** Start Records shown **

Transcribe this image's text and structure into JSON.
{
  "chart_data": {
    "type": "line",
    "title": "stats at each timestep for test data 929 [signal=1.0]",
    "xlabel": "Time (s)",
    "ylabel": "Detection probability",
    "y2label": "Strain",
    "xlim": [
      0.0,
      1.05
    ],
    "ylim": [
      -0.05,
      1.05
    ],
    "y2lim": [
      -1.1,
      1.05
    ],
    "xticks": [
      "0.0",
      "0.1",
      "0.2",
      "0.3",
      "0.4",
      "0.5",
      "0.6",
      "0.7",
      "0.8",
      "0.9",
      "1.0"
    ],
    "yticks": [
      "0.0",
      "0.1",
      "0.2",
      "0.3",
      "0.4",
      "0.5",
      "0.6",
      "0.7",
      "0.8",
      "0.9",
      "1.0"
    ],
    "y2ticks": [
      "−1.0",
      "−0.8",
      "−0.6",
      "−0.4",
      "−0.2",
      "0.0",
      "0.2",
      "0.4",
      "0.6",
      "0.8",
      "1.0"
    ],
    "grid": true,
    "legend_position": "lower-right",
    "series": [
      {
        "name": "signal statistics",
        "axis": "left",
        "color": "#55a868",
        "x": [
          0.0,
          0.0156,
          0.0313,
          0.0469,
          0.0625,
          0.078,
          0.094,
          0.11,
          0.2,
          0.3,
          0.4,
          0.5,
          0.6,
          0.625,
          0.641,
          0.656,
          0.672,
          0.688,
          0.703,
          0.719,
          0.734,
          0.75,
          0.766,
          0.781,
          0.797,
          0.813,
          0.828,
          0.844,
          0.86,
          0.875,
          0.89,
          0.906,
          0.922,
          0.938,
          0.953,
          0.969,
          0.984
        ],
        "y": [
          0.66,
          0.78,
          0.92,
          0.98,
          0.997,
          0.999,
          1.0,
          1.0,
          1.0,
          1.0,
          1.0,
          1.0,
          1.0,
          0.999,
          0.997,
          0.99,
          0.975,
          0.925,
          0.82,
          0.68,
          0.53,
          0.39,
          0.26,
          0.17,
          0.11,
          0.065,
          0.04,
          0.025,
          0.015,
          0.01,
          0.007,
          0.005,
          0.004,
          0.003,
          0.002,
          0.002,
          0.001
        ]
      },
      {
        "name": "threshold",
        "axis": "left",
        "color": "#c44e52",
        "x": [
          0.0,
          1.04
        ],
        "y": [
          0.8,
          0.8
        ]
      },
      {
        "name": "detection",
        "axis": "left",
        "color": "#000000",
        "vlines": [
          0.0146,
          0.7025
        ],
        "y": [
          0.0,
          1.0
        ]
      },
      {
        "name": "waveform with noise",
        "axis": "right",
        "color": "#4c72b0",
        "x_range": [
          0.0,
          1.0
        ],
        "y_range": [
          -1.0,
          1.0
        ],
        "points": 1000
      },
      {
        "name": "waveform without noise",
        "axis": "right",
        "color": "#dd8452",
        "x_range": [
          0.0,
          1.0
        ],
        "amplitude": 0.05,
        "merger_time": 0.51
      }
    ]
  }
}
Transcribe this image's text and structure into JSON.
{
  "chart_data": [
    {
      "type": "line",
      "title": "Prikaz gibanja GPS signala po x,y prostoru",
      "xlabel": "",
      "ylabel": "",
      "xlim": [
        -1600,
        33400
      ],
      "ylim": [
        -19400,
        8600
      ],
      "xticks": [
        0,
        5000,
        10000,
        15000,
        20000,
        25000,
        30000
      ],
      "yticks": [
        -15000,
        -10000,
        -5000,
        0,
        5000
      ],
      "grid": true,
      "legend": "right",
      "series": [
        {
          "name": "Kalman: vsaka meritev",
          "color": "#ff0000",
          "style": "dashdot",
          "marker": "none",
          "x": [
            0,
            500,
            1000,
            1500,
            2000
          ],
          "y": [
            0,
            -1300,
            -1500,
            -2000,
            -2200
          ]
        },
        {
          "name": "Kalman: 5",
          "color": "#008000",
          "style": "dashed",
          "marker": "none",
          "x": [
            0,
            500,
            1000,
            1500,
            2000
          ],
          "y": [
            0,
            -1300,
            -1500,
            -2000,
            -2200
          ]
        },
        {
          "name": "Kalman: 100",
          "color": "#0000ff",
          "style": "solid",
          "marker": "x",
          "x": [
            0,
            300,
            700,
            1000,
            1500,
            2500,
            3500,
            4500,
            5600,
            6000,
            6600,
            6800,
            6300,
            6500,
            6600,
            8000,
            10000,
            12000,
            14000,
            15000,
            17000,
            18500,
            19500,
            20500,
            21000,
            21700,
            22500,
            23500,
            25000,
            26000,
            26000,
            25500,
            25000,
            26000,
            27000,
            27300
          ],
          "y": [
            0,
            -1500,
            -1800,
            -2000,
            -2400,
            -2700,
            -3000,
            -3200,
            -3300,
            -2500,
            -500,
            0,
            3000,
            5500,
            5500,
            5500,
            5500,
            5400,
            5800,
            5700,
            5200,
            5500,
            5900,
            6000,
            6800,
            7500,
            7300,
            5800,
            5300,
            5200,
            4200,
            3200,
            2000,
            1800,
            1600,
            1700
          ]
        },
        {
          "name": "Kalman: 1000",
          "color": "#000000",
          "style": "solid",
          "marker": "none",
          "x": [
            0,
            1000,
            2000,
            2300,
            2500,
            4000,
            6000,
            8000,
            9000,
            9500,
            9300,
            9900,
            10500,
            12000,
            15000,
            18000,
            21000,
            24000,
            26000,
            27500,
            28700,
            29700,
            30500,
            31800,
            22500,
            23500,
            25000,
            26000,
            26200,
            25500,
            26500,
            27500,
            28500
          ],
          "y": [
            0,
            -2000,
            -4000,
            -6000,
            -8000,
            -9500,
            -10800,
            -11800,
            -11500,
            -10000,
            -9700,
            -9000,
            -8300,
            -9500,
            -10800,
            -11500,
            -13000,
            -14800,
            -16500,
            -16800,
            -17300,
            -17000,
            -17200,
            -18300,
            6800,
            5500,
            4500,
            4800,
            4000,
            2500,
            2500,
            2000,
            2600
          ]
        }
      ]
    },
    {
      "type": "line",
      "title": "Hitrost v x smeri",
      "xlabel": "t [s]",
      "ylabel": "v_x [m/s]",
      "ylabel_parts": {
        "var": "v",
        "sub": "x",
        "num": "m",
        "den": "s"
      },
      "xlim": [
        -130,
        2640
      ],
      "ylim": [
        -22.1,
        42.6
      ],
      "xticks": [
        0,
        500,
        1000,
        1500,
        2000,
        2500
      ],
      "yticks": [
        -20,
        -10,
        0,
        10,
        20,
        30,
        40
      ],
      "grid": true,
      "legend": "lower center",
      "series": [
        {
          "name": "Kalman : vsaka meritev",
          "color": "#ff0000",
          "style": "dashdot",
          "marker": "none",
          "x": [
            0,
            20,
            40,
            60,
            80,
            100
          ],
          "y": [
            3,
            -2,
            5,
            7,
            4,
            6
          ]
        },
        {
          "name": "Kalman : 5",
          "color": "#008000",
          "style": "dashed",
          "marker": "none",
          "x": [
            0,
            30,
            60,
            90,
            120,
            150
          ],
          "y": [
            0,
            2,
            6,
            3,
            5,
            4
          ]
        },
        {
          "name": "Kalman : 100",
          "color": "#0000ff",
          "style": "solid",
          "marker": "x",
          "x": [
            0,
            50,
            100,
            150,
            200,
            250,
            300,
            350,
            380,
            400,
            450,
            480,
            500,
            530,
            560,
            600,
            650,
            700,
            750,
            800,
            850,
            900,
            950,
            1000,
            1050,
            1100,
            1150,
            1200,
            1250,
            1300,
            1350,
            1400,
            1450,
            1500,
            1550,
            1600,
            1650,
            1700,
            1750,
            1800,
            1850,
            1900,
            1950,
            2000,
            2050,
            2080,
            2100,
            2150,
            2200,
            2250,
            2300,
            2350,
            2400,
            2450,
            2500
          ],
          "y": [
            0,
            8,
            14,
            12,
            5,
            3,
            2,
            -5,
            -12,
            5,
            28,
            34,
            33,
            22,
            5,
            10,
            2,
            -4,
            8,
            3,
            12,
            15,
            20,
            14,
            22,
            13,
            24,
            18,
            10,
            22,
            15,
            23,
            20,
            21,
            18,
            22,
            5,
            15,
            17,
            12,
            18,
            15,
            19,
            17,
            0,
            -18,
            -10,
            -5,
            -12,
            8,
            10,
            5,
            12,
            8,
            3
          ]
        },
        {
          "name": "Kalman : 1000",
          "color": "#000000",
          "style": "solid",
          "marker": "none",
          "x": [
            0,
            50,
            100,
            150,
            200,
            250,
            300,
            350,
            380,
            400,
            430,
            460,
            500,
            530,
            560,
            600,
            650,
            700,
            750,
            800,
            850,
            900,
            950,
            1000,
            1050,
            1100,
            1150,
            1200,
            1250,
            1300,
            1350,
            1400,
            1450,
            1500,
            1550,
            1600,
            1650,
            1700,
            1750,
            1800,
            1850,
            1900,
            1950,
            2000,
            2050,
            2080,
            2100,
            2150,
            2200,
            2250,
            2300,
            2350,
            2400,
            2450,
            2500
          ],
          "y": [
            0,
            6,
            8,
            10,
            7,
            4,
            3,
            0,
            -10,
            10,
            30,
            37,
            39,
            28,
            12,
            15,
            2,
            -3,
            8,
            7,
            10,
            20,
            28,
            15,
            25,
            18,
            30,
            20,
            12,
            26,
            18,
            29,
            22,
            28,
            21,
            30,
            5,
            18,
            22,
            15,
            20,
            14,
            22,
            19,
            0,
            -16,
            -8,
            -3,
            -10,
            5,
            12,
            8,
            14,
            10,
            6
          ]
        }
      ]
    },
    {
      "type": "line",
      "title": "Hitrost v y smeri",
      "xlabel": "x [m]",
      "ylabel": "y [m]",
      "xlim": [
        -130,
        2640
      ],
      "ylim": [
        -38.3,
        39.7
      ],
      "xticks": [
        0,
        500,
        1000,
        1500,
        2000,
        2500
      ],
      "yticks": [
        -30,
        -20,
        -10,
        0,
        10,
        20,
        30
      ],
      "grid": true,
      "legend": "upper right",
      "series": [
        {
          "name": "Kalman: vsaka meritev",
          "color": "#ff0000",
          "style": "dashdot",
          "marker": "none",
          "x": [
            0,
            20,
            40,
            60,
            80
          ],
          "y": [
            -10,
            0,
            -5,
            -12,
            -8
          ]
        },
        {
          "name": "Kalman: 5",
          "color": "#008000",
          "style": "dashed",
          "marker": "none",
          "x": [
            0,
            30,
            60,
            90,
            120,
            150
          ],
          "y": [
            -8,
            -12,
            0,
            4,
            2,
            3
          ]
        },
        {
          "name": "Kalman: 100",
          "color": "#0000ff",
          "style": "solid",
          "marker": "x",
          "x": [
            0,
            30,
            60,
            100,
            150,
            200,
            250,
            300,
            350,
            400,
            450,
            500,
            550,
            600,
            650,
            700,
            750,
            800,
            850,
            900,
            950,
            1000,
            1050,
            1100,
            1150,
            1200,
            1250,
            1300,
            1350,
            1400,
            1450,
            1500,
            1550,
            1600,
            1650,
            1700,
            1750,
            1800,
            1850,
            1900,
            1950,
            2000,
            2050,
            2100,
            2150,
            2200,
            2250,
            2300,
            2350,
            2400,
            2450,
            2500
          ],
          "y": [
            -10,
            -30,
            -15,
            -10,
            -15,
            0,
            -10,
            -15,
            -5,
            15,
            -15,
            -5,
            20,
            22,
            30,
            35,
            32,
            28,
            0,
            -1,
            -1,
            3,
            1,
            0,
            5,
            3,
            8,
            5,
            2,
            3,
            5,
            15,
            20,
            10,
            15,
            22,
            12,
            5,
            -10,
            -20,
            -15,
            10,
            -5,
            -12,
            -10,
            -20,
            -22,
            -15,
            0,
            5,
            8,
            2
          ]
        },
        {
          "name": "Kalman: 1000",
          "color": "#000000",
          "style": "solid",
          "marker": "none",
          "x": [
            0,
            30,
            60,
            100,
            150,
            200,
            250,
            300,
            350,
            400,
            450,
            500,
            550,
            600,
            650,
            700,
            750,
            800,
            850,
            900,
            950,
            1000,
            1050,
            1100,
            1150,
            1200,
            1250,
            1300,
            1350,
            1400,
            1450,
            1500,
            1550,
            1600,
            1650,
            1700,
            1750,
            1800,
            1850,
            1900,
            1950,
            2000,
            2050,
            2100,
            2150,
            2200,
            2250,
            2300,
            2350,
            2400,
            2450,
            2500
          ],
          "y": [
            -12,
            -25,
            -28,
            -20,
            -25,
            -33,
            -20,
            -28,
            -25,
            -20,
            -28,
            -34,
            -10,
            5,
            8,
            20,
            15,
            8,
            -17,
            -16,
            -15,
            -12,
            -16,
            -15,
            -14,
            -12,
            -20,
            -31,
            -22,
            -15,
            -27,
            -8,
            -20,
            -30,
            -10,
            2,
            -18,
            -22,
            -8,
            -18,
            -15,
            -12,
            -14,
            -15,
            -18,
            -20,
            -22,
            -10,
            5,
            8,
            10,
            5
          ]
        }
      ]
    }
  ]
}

** End Records shown **

- _Exercise goal_
Scan the records above and report how many lines include the word "lower", without any other text.

- _Full output_
2